▶ **EXERCISE PROMPT**: Check each line of the listing below for the string "Read", and copy the ones that have it.

▶ **Collection entries**:
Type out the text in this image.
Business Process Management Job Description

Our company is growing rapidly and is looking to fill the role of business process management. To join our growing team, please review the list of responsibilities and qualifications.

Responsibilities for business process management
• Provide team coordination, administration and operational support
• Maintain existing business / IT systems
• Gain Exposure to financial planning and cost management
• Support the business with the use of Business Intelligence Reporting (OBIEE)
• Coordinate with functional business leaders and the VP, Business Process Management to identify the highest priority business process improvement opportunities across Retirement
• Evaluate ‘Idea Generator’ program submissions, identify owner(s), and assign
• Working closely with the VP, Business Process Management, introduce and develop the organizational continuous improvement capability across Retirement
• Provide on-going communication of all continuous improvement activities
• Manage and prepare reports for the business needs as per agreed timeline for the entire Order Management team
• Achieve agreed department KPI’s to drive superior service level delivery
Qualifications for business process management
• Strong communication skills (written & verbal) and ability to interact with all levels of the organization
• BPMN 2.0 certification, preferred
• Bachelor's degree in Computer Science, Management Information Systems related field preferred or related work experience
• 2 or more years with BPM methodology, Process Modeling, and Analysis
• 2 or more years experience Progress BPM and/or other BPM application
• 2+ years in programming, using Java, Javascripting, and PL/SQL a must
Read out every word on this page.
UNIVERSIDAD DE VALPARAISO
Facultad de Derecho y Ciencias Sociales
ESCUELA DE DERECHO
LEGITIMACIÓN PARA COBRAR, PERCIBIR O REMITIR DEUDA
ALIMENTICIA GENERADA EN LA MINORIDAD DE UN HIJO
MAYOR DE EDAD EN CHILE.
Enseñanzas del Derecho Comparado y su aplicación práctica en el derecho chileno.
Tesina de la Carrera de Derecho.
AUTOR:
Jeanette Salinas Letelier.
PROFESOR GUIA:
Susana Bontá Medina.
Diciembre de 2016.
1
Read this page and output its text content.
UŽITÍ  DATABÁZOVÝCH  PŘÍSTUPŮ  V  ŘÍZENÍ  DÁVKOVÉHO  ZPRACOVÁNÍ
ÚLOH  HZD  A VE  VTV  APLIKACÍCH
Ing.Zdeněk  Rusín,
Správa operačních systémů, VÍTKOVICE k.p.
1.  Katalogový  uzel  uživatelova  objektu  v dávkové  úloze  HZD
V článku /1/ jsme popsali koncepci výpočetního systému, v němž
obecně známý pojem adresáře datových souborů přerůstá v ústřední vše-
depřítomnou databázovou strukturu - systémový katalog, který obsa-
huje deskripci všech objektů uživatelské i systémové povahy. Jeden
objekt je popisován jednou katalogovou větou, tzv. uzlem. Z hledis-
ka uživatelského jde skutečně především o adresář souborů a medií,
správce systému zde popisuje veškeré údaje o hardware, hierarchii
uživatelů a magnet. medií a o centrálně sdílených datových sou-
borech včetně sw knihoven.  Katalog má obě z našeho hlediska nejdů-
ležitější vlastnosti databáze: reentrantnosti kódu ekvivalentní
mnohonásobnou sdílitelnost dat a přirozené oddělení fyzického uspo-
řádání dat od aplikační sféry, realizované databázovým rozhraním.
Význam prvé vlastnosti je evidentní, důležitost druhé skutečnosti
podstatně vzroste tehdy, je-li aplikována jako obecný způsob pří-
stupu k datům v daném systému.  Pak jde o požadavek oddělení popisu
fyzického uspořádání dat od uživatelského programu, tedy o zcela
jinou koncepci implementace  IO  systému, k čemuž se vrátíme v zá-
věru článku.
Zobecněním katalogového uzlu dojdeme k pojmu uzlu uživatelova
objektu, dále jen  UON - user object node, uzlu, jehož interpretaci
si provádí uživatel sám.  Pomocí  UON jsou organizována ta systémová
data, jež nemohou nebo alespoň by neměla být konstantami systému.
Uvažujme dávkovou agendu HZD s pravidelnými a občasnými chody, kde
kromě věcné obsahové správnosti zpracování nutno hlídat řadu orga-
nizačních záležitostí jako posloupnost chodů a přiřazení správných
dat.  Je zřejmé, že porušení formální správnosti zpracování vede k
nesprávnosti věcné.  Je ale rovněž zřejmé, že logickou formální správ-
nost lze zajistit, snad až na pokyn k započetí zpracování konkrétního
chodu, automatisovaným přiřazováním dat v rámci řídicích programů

▶ **RESPONSE TO THE EXERCISE**:
Read out every word on this page.
Read this page and output its text content.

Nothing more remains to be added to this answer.